(Directions): Copy out every line of the entries below without changing a character.

(Exercise materials):
================================

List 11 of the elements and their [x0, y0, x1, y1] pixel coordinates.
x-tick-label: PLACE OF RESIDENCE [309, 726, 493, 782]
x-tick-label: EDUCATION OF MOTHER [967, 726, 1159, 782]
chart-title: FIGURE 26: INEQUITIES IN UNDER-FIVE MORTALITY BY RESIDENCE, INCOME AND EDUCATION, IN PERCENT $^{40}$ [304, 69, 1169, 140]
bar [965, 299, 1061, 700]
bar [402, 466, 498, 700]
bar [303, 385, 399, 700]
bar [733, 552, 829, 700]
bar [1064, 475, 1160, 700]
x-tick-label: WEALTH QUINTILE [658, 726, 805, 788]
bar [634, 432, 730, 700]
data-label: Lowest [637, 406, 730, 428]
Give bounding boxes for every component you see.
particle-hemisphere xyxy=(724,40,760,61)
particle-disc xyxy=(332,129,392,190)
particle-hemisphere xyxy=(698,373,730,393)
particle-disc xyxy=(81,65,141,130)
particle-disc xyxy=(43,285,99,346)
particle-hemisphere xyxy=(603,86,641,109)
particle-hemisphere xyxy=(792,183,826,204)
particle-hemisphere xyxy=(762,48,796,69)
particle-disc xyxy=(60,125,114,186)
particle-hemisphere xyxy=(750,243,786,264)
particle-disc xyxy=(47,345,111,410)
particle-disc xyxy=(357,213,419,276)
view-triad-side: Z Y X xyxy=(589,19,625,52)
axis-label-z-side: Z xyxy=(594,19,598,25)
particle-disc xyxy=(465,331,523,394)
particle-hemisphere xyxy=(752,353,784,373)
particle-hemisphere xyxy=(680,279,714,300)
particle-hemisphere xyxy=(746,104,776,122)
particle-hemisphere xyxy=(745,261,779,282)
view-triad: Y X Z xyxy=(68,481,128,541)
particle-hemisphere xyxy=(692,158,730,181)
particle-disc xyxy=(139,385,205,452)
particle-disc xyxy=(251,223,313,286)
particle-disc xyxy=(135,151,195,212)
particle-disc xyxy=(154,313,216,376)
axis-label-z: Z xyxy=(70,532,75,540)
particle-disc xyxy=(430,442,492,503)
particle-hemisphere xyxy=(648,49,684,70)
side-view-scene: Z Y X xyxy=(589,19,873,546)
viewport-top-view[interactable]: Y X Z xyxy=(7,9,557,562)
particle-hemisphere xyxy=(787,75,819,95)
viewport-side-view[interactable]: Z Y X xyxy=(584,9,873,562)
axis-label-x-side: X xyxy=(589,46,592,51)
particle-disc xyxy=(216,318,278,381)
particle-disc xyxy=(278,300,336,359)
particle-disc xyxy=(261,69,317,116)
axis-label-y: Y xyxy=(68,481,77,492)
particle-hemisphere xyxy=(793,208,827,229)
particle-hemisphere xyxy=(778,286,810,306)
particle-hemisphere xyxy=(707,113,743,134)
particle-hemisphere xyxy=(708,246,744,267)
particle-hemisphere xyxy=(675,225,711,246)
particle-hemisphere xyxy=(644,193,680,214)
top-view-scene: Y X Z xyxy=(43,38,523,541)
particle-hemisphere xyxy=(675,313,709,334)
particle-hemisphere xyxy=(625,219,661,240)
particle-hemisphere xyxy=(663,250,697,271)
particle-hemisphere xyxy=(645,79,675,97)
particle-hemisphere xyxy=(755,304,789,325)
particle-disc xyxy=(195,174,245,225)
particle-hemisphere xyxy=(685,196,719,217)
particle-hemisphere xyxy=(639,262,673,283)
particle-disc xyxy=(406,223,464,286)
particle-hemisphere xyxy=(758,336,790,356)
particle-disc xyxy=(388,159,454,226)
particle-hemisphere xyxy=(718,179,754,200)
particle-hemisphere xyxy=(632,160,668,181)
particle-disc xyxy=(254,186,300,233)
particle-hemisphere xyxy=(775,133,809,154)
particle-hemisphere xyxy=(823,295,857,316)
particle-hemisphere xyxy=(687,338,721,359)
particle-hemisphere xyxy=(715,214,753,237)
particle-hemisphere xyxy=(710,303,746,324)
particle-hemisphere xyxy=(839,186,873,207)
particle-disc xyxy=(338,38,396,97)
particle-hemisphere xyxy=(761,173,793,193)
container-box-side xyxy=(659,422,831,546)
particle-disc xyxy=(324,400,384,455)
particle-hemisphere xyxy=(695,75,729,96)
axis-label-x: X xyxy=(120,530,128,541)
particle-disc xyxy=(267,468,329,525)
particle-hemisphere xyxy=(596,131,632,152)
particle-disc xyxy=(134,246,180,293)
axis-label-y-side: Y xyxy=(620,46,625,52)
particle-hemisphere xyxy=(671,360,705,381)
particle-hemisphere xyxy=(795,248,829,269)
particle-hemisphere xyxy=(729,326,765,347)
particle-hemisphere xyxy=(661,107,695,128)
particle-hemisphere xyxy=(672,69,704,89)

================================

(Written solution):
List 11 of the elements and their [x0, y0, x1, y1] pixel coordinates.
x-tick-label: PLACE OF RESIDENCE [309, 726, 493, 782]
x-tick-label: EDUCATION OF MOTHER [967, 726, 1159, 782]
chart-title: FIGURE 26: INEQUITIES IN UNDER-FIVE MORTALITY BY RESIDENCE, INCOME AND EDUCATION, IN PERCENT $^{40}$ [304, 69, 1169, 140]
bar [965, 299, 1061, 700]
bar [402, 466, 498, 700]
bar [303, 385, 399, 700]
bar [733, 552, 829, 700]
bar [1064, 475, 1160, 700]
x-tick-label: WEALTH QUINTILE [658, 726, 805, 788]
bar [634, 432, 730, 700]
data-label: Lowest [637, 406, 730, 428]
Give bounding boxes for every component you see.
particle-hemisphere xyxy=(724,40,760,61)
particle-disc xyxy=(332,129,392,190)
particle-hemisphere xyxy=(698,373,730,393)
particle-disc xyxy=(81,65,141,130)
particle-disc xyxy=(43,285,99,346)
particle-hemisphere xyxy=(603,86,641,109)
particle-hemisphere xyxy=(792,183,826,204)
particle-hemisphere xyxy=(762,48,796,69)
particle-disc xyxy=(60,125,114,186)
particle-hemisphere xyxy=(750,243,786,264)
particle-disc xyxy=(47,345,111,410)
particle-disc xyxy=(357,213,419,276)
view-triad-side: Z Y X xyxy=(589,19,625,52)
axis-label-z-side: Z xyxy=(594,19,598,25)
particle-disc xyxy=(465,331,523,394)
particle-hemisphere xyxy=(752,353,784,373)
particle-hemisphere xyxy=(680,279,714,300)
particle-hemisphere xyxy=(746,104,776,122)
particle-hemisphere xyxy=(745,261,779,282)
view-triad: Y X Z xyxy=(68,481,128,541)
particle-hemisphere xyxy=(692,158,730,181)
particle-disc xyxy=(139,385,205,452)
particle-disc xyxy=(251,223,313,286)
particle-disc xyxy=(135,151,195,212)
particle-disc xyxy=(154,313,216,376)
axis-label-z: Z xyxy=(70,532,75,540)
particle-disc xyxy=(430,442,492,503)
particle-hemisphere xyxy=(648,49,684,70)
side-view-scene: Z Y X xyxy=(589,19,873,546)
viewport-top-view[interactable]: Y X Z xyxy=(7,9,557,562)
particle-hemisphere xyxy=(787,75,819,95)
viewport-side-view[interactable]: Z Y X xyxy=(584,9,873,562)
axis-label-x-side: X xyxy=(589,46,592,51)
particle-disc xyxy=(216,318,278,381)
particle-disc xyxy=(278,300,336,359)
particle-disc xyxy=(261,69,317,116)
axis-label-y: Y xyxy=(68,481,77,492)
particle-hemisphere xyxy=(793,208,827,229)
particle-hemisphere xyxy=(778,286,810,306)
particle-hemisphere xyxy=(707,113,743,134)
particle-hemisphere xyxy=(708,246,744,267)
particle-hemisphere xyxy=(675,225,711,246)
particle-hemisphere xyxy=(644,193,680,214)
top-view-scene: Y X Z xyxy=(43,38,523,541)
particle-hemisphere xyxy=(675,313,709,334)
particle-hemisphere xyxy=(625,219,661,240)
particle-hemisphere xyxy=(663,250,697,271)
particle-hemisphere xyxy=(645,79,675,97)
particle-hemisphere xyxy=(755,304,789,325)
particle-disc xyxy=(195,174,245,225)
particle-hemisphere xyxy=(685,196,719,217)
particle-hemisphere xyxy=(639,262,673,283)
particle-disc xyxy=(406,223,464,286)
particle-hemisphere xyxy=(758,336,790,356)
particle-disc xyxy=(388,159,454,226)
particle-hemisphere xyxy=(718,179,754,200)
particle-hemisphere xyxy=(632,160,668,181)
particle-disc xyxy=(254,186,300,233)
particle-hemisphere xyxy=(775,133,809,154)
particle-hemisphere xyxy=(823,295,857,316)
particle-hemisphere xyxy=(687,338,721,359)
particle-hemisphere xyxy=(715,214,753,237)
particle-hemisphere xyxy=(710,303,746,324)
particle-hemisphere xyxy=(839,186,873,207)
particle-disc xyxy=(338,38,396,97)
particle-hemisphere xyxy=(761,173,793,193)
container-box-side xyxy=(659,422,831,546)
particle-disc xyxy=(324,400,384,455)
particle-hemisphere xyxy=(695,75,729,96)
axis-label-x: X xyxy=(120,530,128,541)
particle-disc xyxy=(267,468,329,525)
particle-hemisphere xyxy=(596,131,632,152)
particle-disc xyxy=(134,246,180,293)
axis-label-y-side: Y xyxy=(620,46,625,52)
particle-hemisphere xyxy=(671,360,705,381)
particle-hemisphere xyxy=(795,248,829,269)
particle-hemisphere xyxy=(729,326,765,347)
particle-hemisphere xyxy=(661,107,695,128)
particle-hemisphere xyxy=(672,69,704,89)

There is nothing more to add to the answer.